Your objective >> Restate the complete material exactly.

Data supplied >>

★ ★ ★ ★ ★

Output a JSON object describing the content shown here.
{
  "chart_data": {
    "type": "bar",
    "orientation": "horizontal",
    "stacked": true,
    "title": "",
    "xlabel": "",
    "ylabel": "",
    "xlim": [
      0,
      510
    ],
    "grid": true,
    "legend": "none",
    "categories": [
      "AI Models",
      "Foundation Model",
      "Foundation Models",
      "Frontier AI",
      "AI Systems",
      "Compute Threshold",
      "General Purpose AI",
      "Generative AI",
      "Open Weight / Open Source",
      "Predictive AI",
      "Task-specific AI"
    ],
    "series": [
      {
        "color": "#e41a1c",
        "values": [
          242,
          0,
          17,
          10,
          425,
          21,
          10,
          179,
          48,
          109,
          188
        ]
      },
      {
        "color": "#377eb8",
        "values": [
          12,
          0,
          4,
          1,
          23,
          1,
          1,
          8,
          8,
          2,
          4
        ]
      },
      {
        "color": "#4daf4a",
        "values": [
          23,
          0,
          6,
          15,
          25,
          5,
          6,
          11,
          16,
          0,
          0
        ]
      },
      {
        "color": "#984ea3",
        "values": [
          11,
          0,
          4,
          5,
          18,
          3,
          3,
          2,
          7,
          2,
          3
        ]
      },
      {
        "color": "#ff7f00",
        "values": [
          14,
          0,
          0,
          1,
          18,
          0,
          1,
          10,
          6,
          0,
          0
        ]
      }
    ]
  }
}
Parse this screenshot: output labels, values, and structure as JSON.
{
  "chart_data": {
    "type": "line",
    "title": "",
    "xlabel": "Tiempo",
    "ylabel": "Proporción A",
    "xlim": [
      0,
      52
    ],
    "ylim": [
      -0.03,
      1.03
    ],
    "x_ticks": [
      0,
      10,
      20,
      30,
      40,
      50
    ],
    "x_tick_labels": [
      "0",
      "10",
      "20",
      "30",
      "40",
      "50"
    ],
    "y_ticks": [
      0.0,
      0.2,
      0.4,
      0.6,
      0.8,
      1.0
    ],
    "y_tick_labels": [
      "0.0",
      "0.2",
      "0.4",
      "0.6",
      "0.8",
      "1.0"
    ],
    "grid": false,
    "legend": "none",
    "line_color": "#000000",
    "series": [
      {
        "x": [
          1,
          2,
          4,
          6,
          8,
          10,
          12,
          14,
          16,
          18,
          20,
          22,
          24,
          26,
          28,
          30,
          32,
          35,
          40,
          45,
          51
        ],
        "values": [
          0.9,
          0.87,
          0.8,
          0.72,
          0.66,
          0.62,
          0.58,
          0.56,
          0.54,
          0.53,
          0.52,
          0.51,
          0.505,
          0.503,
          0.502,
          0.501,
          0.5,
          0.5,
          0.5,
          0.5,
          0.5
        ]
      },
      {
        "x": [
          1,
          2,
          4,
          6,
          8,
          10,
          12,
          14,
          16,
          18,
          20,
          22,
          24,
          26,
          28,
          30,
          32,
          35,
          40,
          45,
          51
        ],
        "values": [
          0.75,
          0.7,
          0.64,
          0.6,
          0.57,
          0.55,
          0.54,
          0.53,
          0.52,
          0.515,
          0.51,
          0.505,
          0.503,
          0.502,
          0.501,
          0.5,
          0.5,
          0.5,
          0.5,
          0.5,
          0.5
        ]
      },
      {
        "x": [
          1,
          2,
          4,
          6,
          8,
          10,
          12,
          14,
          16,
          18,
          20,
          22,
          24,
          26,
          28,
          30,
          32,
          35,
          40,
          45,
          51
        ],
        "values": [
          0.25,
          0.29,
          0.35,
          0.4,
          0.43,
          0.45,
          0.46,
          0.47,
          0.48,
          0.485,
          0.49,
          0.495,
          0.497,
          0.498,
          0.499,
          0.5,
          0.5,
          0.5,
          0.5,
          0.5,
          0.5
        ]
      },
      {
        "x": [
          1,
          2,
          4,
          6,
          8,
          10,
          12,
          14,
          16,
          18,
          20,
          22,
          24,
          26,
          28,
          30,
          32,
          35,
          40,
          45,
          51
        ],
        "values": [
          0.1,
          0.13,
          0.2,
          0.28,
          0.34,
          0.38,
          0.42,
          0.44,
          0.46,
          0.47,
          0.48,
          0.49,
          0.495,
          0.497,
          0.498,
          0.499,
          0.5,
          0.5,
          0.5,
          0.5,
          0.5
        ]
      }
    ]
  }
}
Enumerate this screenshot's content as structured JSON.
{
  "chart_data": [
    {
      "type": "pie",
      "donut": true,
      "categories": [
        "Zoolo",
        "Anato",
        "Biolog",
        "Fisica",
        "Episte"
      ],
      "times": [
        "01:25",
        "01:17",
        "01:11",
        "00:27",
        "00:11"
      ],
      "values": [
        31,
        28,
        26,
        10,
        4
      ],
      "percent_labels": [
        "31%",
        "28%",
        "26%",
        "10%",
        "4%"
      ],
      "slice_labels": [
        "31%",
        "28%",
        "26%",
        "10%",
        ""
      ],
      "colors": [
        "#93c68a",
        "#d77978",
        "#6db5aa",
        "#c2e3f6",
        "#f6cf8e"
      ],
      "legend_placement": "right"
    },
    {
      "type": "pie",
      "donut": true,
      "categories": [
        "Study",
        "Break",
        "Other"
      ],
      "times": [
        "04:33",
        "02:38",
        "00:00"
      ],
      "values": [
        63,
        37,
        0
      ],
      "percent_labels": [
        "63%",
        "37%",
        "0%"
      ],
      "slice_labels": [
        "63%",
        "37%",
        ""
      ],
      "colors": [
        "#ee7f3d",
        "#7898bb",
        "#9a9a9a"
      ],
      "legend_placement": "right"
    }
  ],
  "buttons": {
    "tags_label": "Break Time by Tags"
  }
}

★ ★ ★ ★ ★

Solution to the exercise >>
Output a JSON object describing the content shown here.
{
  "chart_data": {
    "type": "bar",
    "orientation": "horizontal",
    "stacked": true,
    "title": "",
    "xlabel": "",
    "ylabel": "",
    "xlim": [
      0,
      510
    ],
    "grid": true,
    "legend": "none",
    "categories": [
      "AI Models",
      "Foundation Model",
      "Foundation Models",
      "Frontier AI",
      "AI Systems",
      "Compute Threshold",
      "General Purpose AI",
      "Generative AI",
      "Open Weight / Open Source",
      "Predictive AI",
      "Task-specific AI"
    ],
    "series": [
      {
        "color": "#e41a1c",
        "values": [
          242,
          0,
          17,
          10,
          425,
          21,
          10,
          179,
          48,
          109,
          188
        ]
      },
      {
        "color": "#377eb8",
        "values": [
          12,
          0,
          4,
          1,
          23,
          1,
          1,
          8,
          8,
          2,
          4
        ]
      },
      {
        "color": "#4daf4a",
        "values": [
          23,
          0,
          6,
          15,
          25,
          5,
          6,
          11,
          16,
          0,
          0
        ]
      },
      {
        "color": "#984ea3",
        "values": [
          11,
          0,
          4,
          5,
          18,
          3,
          3,
          2,
          7,
          2,
          3
        ]
      },
      {
        "color": "#ff7f00",
        "values": [
          14,
          0,
          0,
          1,
          18,
          0,
          1,
          10,
          6,
          0,
          0
        ]
      }
    ]
  }
}
Parse this screenshot: output labels, values, and structure as JSON.
{
  "chart_data": {
    "type": "line",
    "title": "",
    "xlabel": "Tiempo",
    "ylabel": "Proporción A",
    "xlim": [
      0,
      52
    ],
    "ylim": [
      -0.03,
      1.03
    ],
    "x_ticks": [
      0,
      10,
      20,
      30,
      40,
      50
    ],
    "x_tick_labels": [
      "0",
      "10",
      "20",
      "30",
      "40",
      "50"
    ],
    "y_ticks": [
      0.0,
      0.2,
      0.4,
      0.6,
      0.8,
      1.0
    ],
    "y_tick_labels": [
      "0.0",
      "0.2",
      "0.4",
      "0.6",
      "0.8",
      "1.0"
    ],
    "grid": false,
    "legend": "none",
    "line_color": "#000000",
    "series": [
      {
        "x": [
          1,
          2,
          4,
          6,
          8,
          10,
          12,
          14,
          16,
          18,
          20,
          22,
          24,
          26,
          28,
          30,
          32,
          35,
          40,
          45,
          51
        ],
        "values": [
          0.9,
          0.87,
          0.8,
          0.72,
          0.66,
          0.62,
          0.58,
          0.56,
          0.54,
          0.53,
          0.52,
          0.51,
          0.505,
          0.503,
          0.502,
          0.501,
          0.5,
          0.5,
          0.5,
          0.5,
          0.5
        ]
      },
      {
        "x": [
          1,
          2,
          4,
          6,
          8,
          10,
          12,
          14,
          16,
          18,
          20,
          22,
          24,
          26,
          28,
          30,
          32,
          35,
          40,
          45,
          51
        ],
        "values": [
          0.75,
          0.7,
          0.64,
          0.6,
          0.57,
          0.55,
          0.54,
          0.53,
          0.52,
          0.515,
          0.51,
          0.505,
          0.503,
          0.502,
          0.501,
          0.5,
          0.5,
          0.5,
          0.5,
          0.5,
          0.5
        ]
      },
      {
        "x": [
          1,
          2,
          4,
          6,
          8,
          10,
          12,
          14,
          16,
          18,
          20,
          22,
          24,
          26,
          28,
          30,
          32,
          35,
          40,
          45,
          51
        ],
        "values": [
          0.25,
          0.29,
          0.35,
          0.4,
          0.43,
          0.45,
          0.46,
          0.47,
          0.48,
          0.485,
          0.49,
          0.495,
          0.497,
          0.498,
          0.499,
          0.5,
          0.5,
          0.5,
          0.5,
          0.5,
          0.5
        ]
      },
      {
        "x": [
          1,
          2,
          4,
          6,
          8,
          10,
          12,
          14,
          16,
          18,
          20,
          22,
          24,
          26,
          28,
          30,
          32,
          35,
          40,
          45,
          51
        ],
        "values": [
          0.1,
          0.13,
          0.2,
          0.28,
          0.34,
          0.38,
          0.42,
          0.44,
          0.46,
          0.47,
          0.48,
          0.49,
          0.495,
          0.497,
          0.498,
          0.499,
          0.5,
          0.5,
          0.5,
          0.5,
          0.5
        ]
      }
    ]
  }
}
Enumerate this screenshot's content as structured JSON.
{
  "chart_data": [
    {
      "type": "pie",
      "donut": true,
      "categories": [
        "Zoolo",
        "Anato",
        "Biolog",
        "Fisica",
        "Episte"
      ],
      "times": [
        "01:25",
        "01:17",
        "01:11",
        "00:27",
        "00:11"
      ],
      "values": [
        31,
        28,
        26,
        10,
        4
      ],
      "percent_labels": [
        "31%",
        "28%",
        "26%",
        "10%",
        "4%"
      ],
      "slice_labels": [
        "31%",
        "28%",
        "26%",
        "10%",
        ""
      ],
      "colors": [
        "#93c68a",
        "#d77978",
        "#6db5aa",
        "#c2e3f6",
        "#f6cf8e"
      ],
      "legend_placement": "right"
    },
    {
      "type": "pie",
      "donut": true,
      "categories": [
        "Study",
        "Break",
        "Other"
      ],
      "times": [
        "04:33",
        "02:38",
        "00:00"
      ],
      "values": [
        63,
        37,
        0
      ],
      "percent_labels": [
        "63%",
        "37%",
        "0%"
      ],
      "slice_labels": [
        "63%",
        "37%",
        ""
      ],
      "colors": [
        "#ee7f3d",
        "#7898bb",
        "#9a9a9a"
      ],
      "legend_placement": "right"
    }
  ],
  "buttons": {
    "tags_label": "Break Time by Tags"
  }
}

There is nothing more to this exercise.